Stored items:
·····

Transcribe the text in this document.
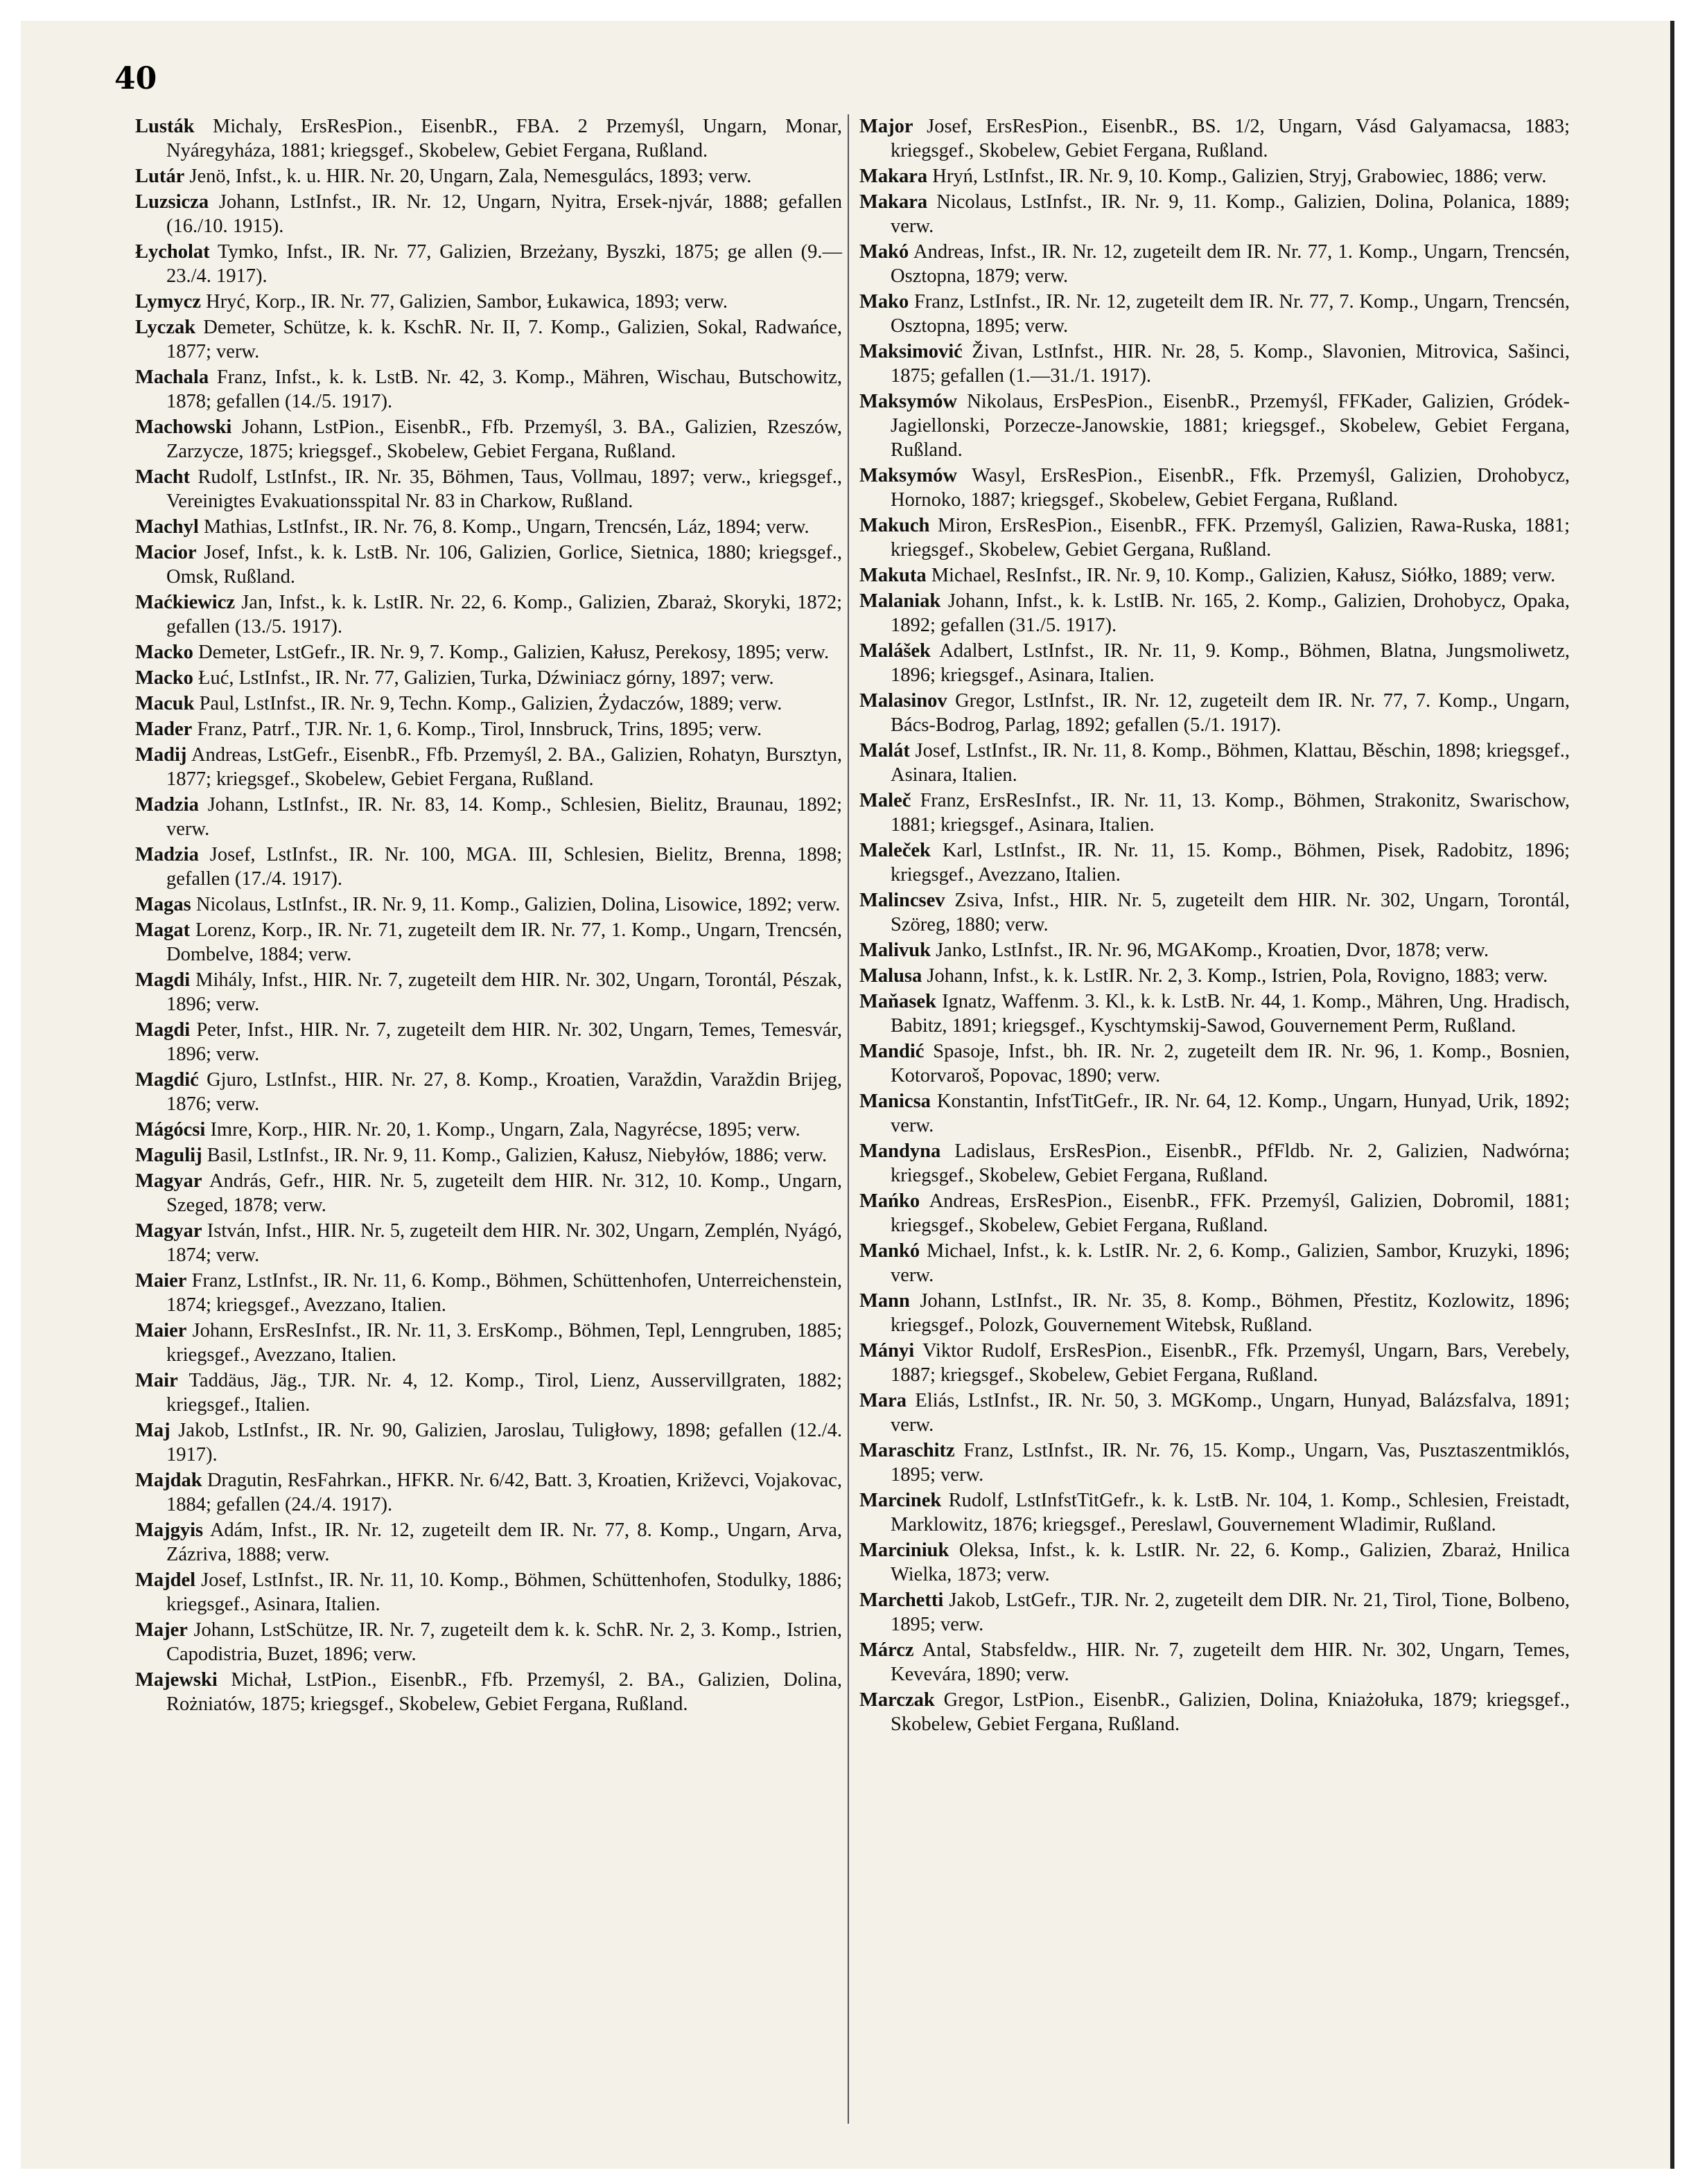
40

Lusták Michaly, ErsResPion., EisenbR., FBA. 2 Przemyśl, Ungarn, Monar, Nyáregyháza, 1881; kriegsgef., Skobelew, Gebiet Fergana, Rußland.

Lutár Jenö, Infst., k. u. HIR. Nr. 20, Ungarn, Zala, Nemesgulács, 1893; verw.

Luzsicza Johann, LstInfst., IR. Nr. 12, Ungarn, Nyitra, Ersek-njvár, 1888; gefallen (16./10. 1915).

Łycholat Tymko, Infst., IR. Nr. 77, Galizien, Brzeżany, Byszki, 1875; ge allen (9.—23./4. 1917).

Lymycz Hryć, Korp., IR. Nr. 77, Galizien, Sambor, Łukawica, 1893; verw.

Lyczak Demeter, Schütze, k. k. KschR. Nr. II, 7. Komp., Galizien, Sokal, Radwańce, 1877; verw.

Machala Franz, Infst., k. k. LstB. Nr. 42, 3. Komp., Mähren, Wischau, Butschowitz, 1878; gefallen (14./5. 1917).

Machowski Johann, LstPion., EisenbR., Ffb. Przemyśl, 3. BA., Galizien, Rzeszów, Zarzycze, 1875; kriegsgef., Skobelew, Gebiet Fergana, Rußland.

Macht Rudolf, LstInfst., IR. Nr. 35, Böhmen, Taus, Vollmau, 1897; verw., kriegsgef., Vereinigtes Evakuationsspital Nr. 83 in Charkow, Rußland.

Machyl Mathias, LstInfst., IR. Nr. 76, 8. Komp., Ungarn, Trencsén, Láz, 1894; verw.

Macior Josef, Infst., k. k. LstB. Nr. 106, Galizien, Gorlice, Sietnica, 1880; kriegsgef., Omsk, Rußland.

Maćkiewicz Jan, Infst., k. k. LstIR. Nr. 22, 6. Komp., Galizien, Zbaraż, Skoryki, 1872; gefallen (13./5. 1917).

Macko Demeter, LstGefr., IR. Nr. 9, 7. Komp., Galizien, Kałusz, Perekosy, 1895; verw.

Macko Łuć, LstInfst., IR. Nr. 77, Galizien, Turka, Dźwiniacz górny, 1897; verw.

Macuk Paul, LstInfst., IR. Nr. 9, Techn. Komp., Galizien, Żydaczów, 1889; verw.

Mader Franz, Patrf., TJR. Nr. 1, 6. Komp., Tirol, Innsbruck, Trins, 1895; verw.

Madij Andreas, LstGefr., EisenbR., Ffb. Przemyśl, 2. BA., Galizien, Rohatyn, Bursztyn, 1877; kriegsgef., Skobelew, Gebiet Fergana, Rußland.

Madzia Johann, LstInfst., IR. Nr. 83, 14. Komp., Schlesien, Bielitz, Braunau, 1892; verw.

Madzia Josef, LstInfst., IR. Nr. 100, MGA. III, Schlesien, Bielitz, Brenna, 1898; gefallen (17./4. 1917).

Magas Nicolaus, LstInfst., IR. Nr. 9, 11. Komp., Galizien, Dolina, Lisowice, 1892; verw.

Magat Lorenz, Korp., IR. Nr. 71, zugeteilt dem IR. Nr. 77, 1. Komp., Ungarn, Trencsén, Dombelve, 1884; verw.

Magdi Mihály, Infst., HIR. Nr. 7, zugeteilt dem HIR. Nr. 302, Ungarn, Torontál, Pészak, 1896; verw.

Magdi Peter, Infst., HIR. Nr. 7, zugeteilt dem HIR. Nr. 302, Ungarn, Temes, Temesvár, 1896; verw.

Magdić Gjuro, LstInfst., HIR. Nr. 27, 8. Komp., Kroatien, Varaždin, Varaždin Brijeg, 1876; verw.

Mágócsi Imre, Korp., HIR. Nr. 20, 1. Komp., Ungarn, Zala, Nagyrécse, 1895; verw.

Magulij Basil, LstInfst., IR. Nr. 9, 11. Komp., Galizien, Kałusz, Niebyłów, 1886; verw.

Magyar András, Gefr., HIR. Nr. 5, zugeteilt dem HIR. Nr. 312, 10. Komp., Ungarn, Szeged, 1878; verw.

Magyar István, Infst., HIR. Nr. 5, zugeteilt dem HIR. Nr. 302, Ungarn, Zemplén, Nyágó, 1874; verw.

Maier Franz, LstInfst., IR. Nr. 11, 6. Komp., Böhmen, Schüttenhofen, Unterreichenstein, 1874; kriegsgef., Avezzano, Italien.

Maier Johann, ErsResInfst., IR. Nr. 11, 3. ErsKomp., Böhmen, Tepl, Lenngruben, 1885; kriegsgef., Avezzano, Italien.

Mair Taddäus, Jäg., TJR. Nr. 4, 12. Komp., Tirol, Lienz, Ausservillgraten, 1882; kriegsgef., Italien.

Maj Jakob, LstInfst., IR. Nr. 90, Galizien, Jaroslau, Tuligłowy, 1898; gefallen (12./4. 1917).

Majdak Dragutin, ResFahrkan., HFKR. Nr. 6/42, Batt. 3, Kroatien, Križevci, Vojakovac, 1884; gefallen (24./4. 1917).

Majgyis Adám, Infst., IR. Nr. 12, zugeteilt dem IR. Nr. 77, 8. Komp., Ungarn, Arva, Zázriva, 1888; verw.

Majdel Josef, LstInfst., IR. Nr. 11, 10. Komp., Böhmen, Schüttenhofen, Stodulky, 1886; kriegsgef., Asinara, Italien.

Majer Johann, LstSchütze, IR. Nr. 7, zugeteilt dem k. k. SchR. Nr. 2, 3. Komp., Istrien, Capodistria, Buzet, 1896; verw.

Majewski Michał, LstPion., EisenbR., Ffb. Przemyśl, 2. BA., Galizien, Dolina, Rożniatów, 1875; kriegsgef., Skobelew, Gebiet Fergana, Rußland.

Major Josef, ErsResPion., EisenbR., BS. 1/2, Ungarn, Vásd Galyamacsa, 1883; kriegsgef., Skobelew, Gebiet Fergana, Rußland.

Makara Hryń, LstInfst., IR. Nr. 9, 10. Komp., Galizien, Stryj, Grabowiec, 1886; verw.

Makara Nicolaus, LstInfst., IR. Nr. 9, 11. Komp., Galizien, Dolina, Polanica, 1889; verw.

Makó Andreas, Infst., IR. Nr. 12, zugeteilt dem IR. Nr. 77, 1. Komp., Ungarn, Trencsén, Osztopna, 1879; verw.

Mako Franz, LstInfst., IR. Nr. 12, zugeteilt dem IR. Nr. 77, 7. Komp., Ungarn, Trencsén, Osztopna, 1895; verw.

Maksimović Živan, LstInfst., HIR. Nr. 28, 5. Komp., Slavonien, Mitrovica, Sašinci, 1875; gefallen (1.—31./1. 1917).

Maksymów Nikolaus, ErsPesPion., EisenbR., Przemyśl, FFKader, Galizien, Gródek-Jagiellonski, Porzecze-Janowskie, 1881; kriegsgef., Skobelew, Gebiet Fergana, Rußland.

Maksymów Wasyl, ErsResPion., EisenbR., Ffk. Przemyśl, Galizien, Drohobycz, Hornoko, 1887; kriegsgef., Skobelew, Gebiet Fergana, Rußland.

Makuch Miron, ErsResPion., EisenbR., FFK. Przemyśl, Galizien, Rawa-Ruska, 1881; kriegsgef., Skobelew, Gebiet Gergana, Rußland.

Makuta Michael, ResInfst., IR. Nr. 9, 10. Komp., Galizien, Kałusz, Siółko, 1889; verw.

Malaniak Johann, Infst., k. k. LstIB. Nr. 165, 2. Komp., Galizien, Drohobycz, Opaka, 1892; gefallen (31./5. 1917).

Malášek Adalbert, LstInfst., IR. Nr. 11, 9. Komp., Böhmen, Blatna, Jungsmoliwetz, 1896; kriegsgef., Asinara, Italien.

Malasinov Gregor, LstInfst., IR. Nr. 12, zugeteilt dem IR. Nr. 77, 7. Komp., Ungarn, Bács-Bodrog, Parlag, 1892; gefallen (5./1. 1917).

Malát Josef, LstInfst., IR. Nr. 11, 8. Komp., Böhmen, Klattau, Běschin, 1898; kriegsgef., Asinara, Italien.

Maleč Franz, ErsResInfst., IR. Nr. 11, 13. Komp., Böhmen, Strakonitz, Swarischow, 1881; kriegsgef., Asinara, Italien.

Maleček Karl, LstInfst., IR. Nr. 11, 15. Komp., Böhmen, Pisek, Radobitz, 1896; kriegsgef., Avezzano, Italien.

Malincsev Zsiva, Infst., HIR. Nr. 5, zugeteilt dem HIR. Nr. 302, Ungarn, Torontál, Szöreg, 1880; verw.

Malivuk Janko, LstInfst., IR. Nr. 96, MGAKomp., Kroatien, Dvor, 1878; verw.

Malusa Johann, Infst., k. k. LstIR. Nr. 2, 3. Komp., Istrien, Pola, Rovigno, 1883; verw.

Maňasek Ignatz, Waffenm. 3. Kl., k. k. LstB. Nr. 44, 1. Komp., Mähren, Ung. Hradisch, Babitz, 1891; kriegsgef., Kyschtymskij-Sawod, Gouvernement Perm, Rußland.

Mandić Spasoje, Infst., bh. IR. Nr. 2, zugeteilt dem IR. Nr. 96, 1. Komp., Bosnien, Kotorvaroš, Popovac, 1890; verw.

Manicsa Konstantin, InfstTitGefr., IR. Nr. 64, 12. Komp., Ungarn, Hunyad, Urik, 1892; verw.

Mandyna Ladislaus, ErsResPion., EisenbR., PfFldb. Nr. 2, Galizien, Nadwórna; kriegsgef., Skobelew, Gebiet Fergana, Rußland.

Mańko Andreas, ErsResPion., EisenbR., FFK. Przemyśl, Galizien, Dobromil, 1881; kriegsgef., Skobelew, Gebiet Fergana, Rußland.

Mankó Michael, Infst., k. k. LstIR. Nr. 2, 6. Komp., Galizien, Sambor, Kruzyki, 1896; verw.

Mann Johann, LstInfst., IR. Nr. 35, 8. Komp., Böhmen, Přestitz, Kozlowitz, 1896; kriegsgef., Polozk, Gouvernement Witebsk, Rußland.

Mányi Viktor Rudolf, ErsResPion., EisenbR., Ffk. Przemyśl, Ungarn, Bars, Verebely, 1887; kriegsgef., Skobelew, Gebiet Fergana, Rußland.

Mara Eliás, LstInfst., IR. Nr. 50, 3. MGKomp., Ungarn, Hunyad, Balázsfalva, 1891; verw.

Maraschitz Franz, LstInfst., IR. Nr. 76, 15. Komp., Ungarn, Vas, Pusztaszentmiklós, 1895; verw.

Marcinek Rudolf, LstInfstTitGefr., k. k. LstB. Nr. 104, 1. Komp., Schlesien, Freistadt, Marklowitz, 1876; kriegsgef., Pereslawl, Gouvernement Wladimir, Rußland.

Marciniuk Oleksa, Infst., k. k. LstIR. Nr. 22, 6. Komp., Galizien, Zbaraż, Hnilica Wielka, 1873; verw.

Marchetti Jakob, LstGefr., TJR. Nr. 2, zugeteilt dem DIR. Nr. 21, Tirol, Tione, Bolbeno, 1895; verw.

Márcz Antal, Stabsfeldw., HIR. Nr. 7, zugeteilt dem HIR. Nr. 302, Ungarn, Temes, Kevevára, 1890; verw.

Marczak Gregor, LstPion., EisenbR., Galizien, Dolina, Kniażołuka, 1879; kriegsgef., Skobelew, Gebiet Fergana, Rußland.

·····

> _WRITTEN REQUEST_
Using the records above, copy each line that contains "Bielitz".

> _EXERCISE ANSWER_
Madzia Johann, LstInfst., IR. Nr. 83, 14. Komp., Schlesien, Bielitz, Braunau, 1892; verw.
Madzia Josef, LstInfst., IR. Nr. 100, MGA. III, Schlesien, Bielitz, Brenna, 1898; gefallen (17./4. 1917).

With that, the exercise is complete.